(Saved entries)

○ ○ ○ ○ ○ ○ ○

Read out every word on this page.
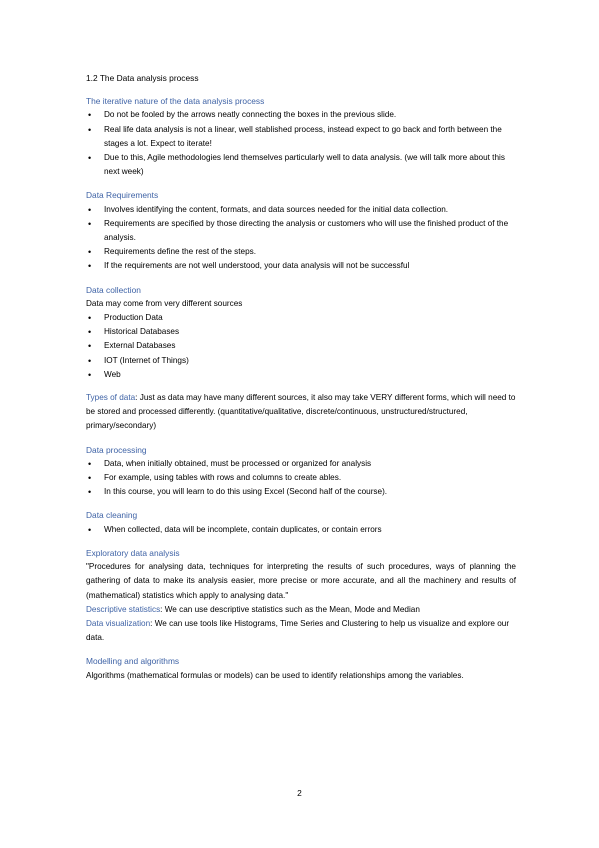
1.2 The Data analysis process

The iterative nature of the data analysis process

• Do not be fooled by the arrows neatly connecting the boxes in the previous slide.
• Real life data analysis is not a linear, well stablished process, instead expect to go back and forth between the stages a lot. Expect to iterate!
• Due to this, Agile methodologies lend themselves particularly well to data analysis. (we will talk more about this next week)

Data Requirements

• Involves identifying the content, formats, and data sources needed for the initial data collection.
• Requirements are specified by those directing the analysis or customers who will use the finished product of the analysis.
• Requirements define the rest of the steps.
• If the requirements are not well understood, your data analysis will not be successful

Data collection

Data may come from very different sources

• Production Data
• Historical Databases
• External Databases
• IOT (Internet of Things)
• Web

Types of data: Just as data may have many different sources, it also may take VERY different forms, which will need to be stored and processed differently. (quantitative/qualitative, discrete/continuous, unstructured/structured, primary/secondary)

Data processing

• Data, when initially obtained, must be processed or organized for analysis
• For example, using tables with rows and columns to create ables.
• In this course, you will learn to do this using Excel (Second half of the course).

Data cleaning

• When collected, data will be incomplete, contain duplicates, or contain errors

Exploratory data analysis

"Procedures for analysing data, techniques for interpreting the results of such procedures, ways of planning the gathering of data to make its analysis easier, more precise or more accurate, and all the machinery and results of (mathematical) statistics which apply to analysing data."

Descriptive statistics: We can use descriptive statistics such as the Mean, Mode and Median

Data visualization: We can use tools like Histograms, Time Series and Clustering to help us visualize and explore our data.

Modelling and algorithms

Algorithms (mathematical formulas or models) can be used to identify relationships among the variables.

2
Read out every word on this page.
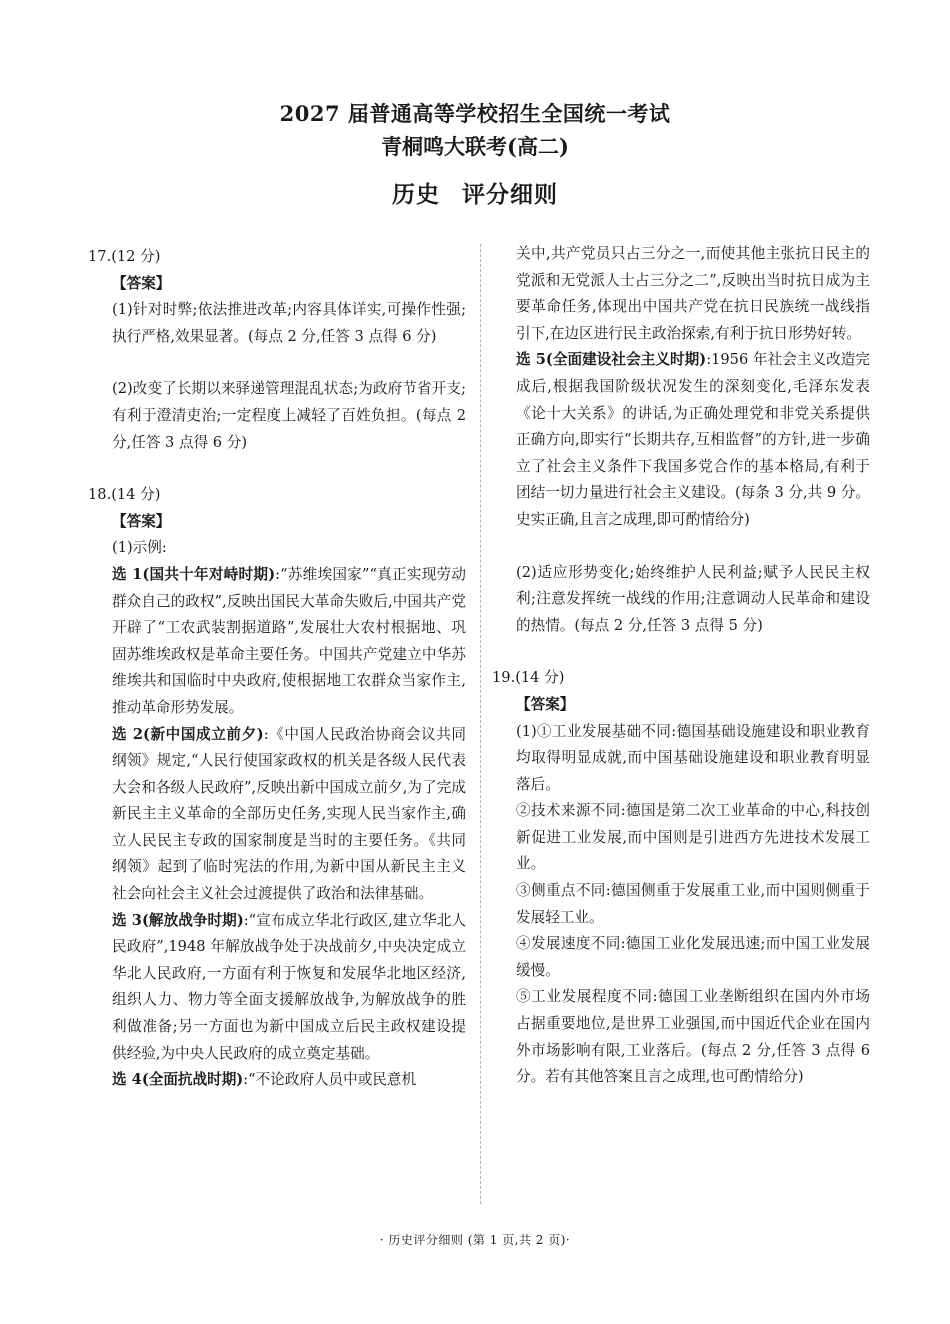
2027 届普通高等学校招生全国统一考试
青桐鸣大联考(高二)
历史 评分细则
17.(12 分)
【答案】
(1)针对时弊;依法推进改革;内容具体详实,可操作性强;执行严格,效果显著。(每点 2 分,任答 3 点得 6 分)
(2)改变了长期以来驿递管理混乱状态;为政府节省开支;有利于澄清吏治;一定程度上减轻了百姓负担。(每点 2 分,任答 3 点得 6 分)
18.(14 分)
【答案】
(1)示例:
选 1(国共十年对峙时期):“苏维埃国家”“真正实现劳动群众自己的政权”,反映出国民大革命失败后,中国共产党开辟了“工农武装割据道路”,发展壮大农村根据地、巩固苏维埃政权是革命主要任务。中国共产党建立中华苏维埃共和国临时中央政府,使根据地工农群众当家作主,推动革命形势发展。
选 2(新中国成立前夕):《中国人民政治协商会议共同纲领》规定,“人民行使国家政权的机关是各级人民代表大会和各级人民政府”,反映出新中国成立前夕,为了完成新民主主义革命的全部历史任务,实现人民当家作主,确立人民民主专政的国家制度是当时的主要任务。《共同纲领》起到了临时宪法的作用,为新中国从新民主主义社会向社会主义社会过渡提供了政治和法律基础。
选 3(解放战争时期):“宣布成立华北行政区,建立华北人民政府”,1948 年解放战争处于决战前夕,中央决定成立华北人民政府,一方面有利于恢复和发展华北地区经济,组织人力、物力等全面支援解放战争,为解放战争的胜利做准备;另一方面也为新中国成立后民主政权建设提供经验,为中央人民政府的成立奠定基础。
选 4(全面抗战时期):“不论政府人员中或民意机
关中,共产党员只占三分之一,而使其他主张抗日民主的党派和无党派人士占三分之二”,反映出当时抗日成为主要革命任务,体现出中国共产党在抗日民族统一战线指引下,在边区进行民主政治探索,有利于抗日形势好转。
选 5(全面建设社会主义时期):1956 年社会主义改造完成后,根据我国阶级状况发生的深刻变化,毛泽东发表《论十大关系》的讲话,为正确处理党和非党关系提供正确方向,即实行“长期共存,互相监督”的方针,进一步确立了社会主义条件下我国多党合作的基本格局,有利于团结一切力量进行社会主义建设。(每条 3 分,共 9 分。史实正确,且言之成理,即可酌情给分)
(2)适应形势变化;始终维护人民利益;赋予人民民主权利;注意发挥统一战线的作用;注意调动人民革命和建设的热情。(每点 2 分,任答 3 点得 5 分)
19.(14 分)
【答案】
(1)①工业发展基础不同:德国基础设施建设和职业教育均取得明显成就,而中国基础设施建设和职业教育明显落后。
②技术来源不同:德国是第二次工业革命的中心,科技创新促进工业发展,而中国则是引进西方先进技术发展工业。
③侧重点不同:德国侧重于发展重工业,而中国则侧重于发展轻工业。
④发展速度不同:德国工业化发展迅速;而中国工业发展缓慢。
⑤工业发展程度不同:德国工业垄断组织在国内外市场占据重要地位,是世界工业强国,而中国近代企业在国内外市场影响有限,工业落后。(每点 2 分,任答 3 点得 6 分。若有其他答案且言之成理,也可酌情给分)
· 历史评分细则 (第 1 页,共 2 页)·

○ ○ ○ ○ ○ ○ ○

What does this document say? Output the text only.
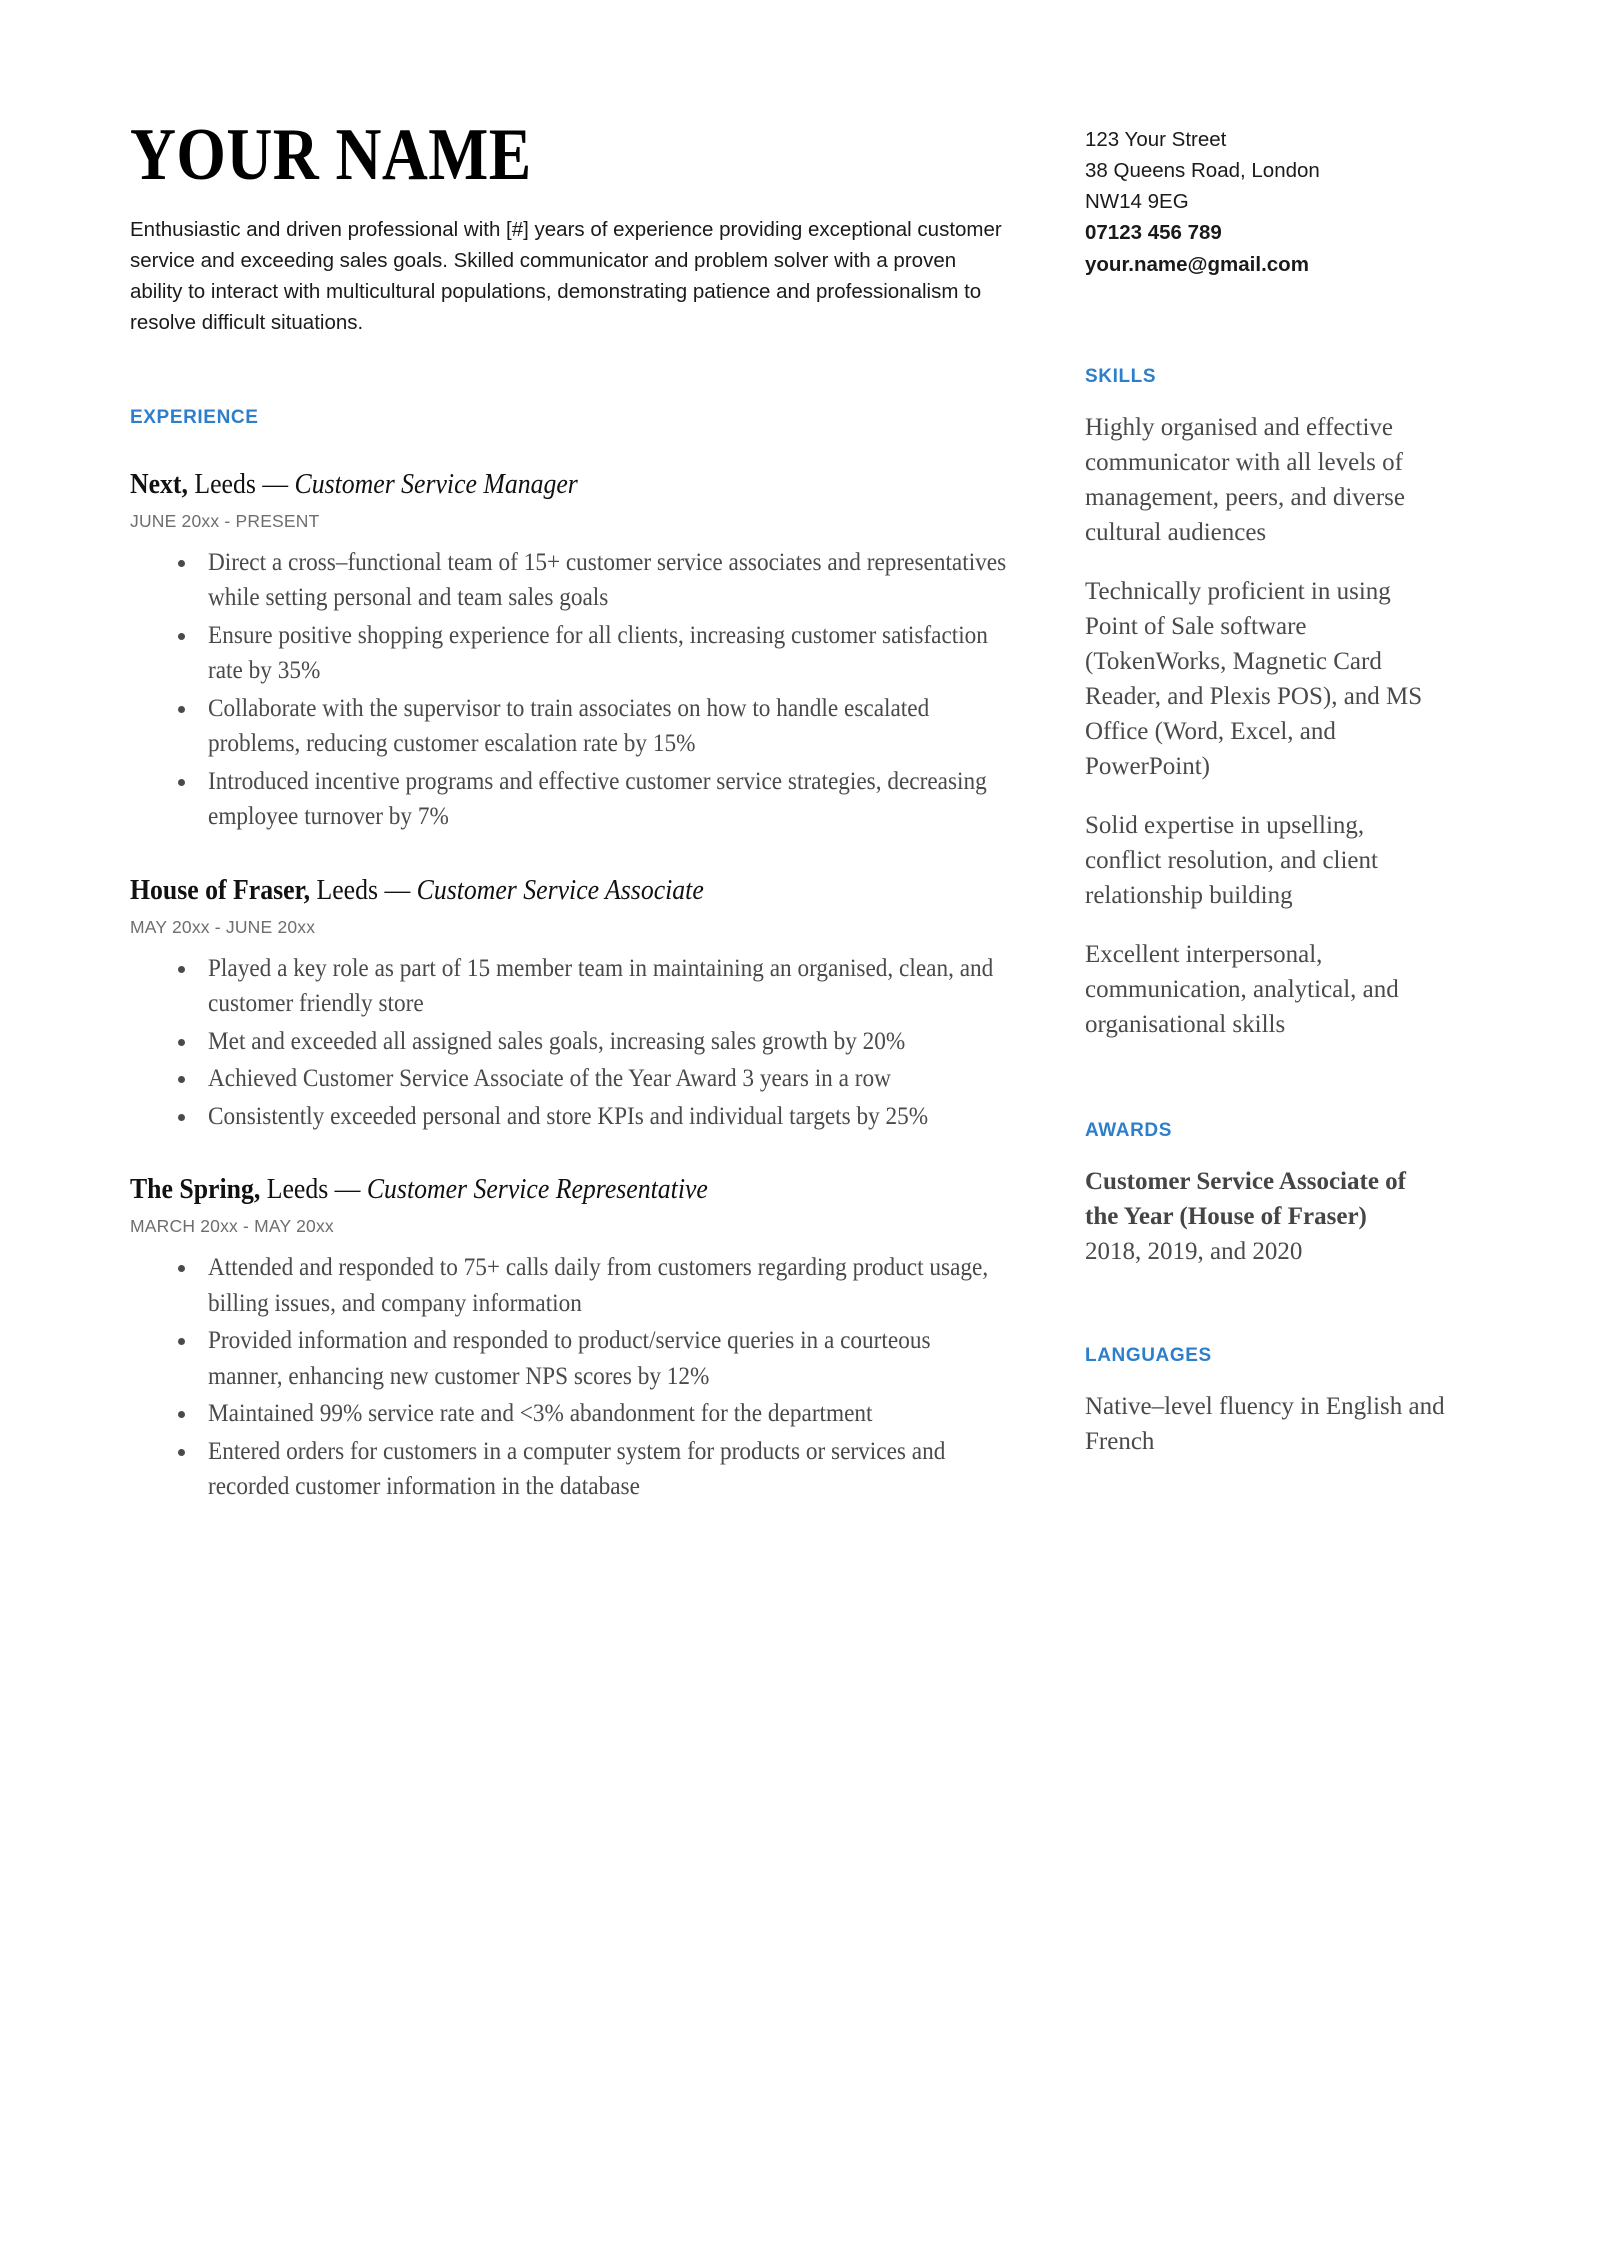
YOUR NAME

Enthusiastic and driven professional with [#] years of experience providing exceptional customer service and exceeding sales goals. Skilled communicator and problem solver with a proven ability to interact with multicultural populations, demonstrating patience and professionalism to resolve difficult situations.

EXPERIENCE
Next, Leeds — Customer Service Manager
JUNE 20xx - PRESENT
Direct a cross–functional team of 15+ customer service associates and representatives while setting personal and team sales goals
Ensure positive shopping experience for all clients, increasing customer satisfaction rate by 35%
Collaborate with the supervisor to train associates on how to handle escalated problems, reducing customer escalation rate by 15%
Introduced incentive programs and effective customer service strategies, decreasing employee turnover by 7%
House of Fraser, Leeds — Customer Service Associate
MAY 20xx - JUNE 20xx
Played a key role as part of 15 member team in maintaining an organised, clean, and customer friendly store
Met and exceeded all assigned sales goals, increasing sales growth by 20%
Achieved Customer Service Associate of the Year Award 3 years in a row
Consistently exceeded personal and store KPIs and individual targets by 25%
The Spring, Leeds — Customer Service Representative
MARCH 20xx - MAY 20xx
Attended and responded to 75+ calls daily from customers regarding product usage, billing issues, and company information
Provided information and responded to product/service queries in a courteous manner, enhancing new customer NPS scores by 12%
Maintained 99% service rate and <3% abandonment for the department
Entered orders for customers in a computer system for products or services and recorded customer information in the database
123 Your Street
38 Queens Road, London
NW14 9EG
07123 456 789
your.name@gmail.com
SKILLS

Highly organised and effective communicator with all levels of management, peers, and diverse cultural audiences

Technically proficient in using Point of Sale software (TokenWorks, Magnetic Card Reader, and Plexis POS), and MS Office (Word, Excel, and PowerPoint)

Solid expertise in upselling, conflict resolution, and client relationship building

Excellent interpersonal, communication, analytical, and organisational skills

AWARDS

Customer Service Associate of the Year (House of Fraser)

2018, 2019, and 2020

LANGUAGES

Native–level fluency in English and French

○ ○ ○ ○ ○ ○ ○

• [Objective] In the records above, find each line that holds the word "analysis"; copy all such lines.

• [Result]
1.2 The Data analysis process
The iterative nature of the data analysis process
• Real life data analysis is not a linear, well stablished process, instead expect to go back and forth between the stages a lot. Expect to iterate!
• Due to this, Agile methodologies lend themselves particularly well to data analysis. (we will talk more about this next week)
• Requirements are specified by those directing the analysis or customers who will use the finished product of the analysis.
• If the requirements are not well understood, your data analysis will not be successful
• Data, when initially obtained, must be processed or organized for analysis
Exploratory data analysis
"Procedures for analysing data, techniques for interpreting the results of such procedures, ways of planning the gathering of data to make its analysis easier, more precise or more accurate, and all the machinery and results of (mathematical) statistics which apply to analysing data."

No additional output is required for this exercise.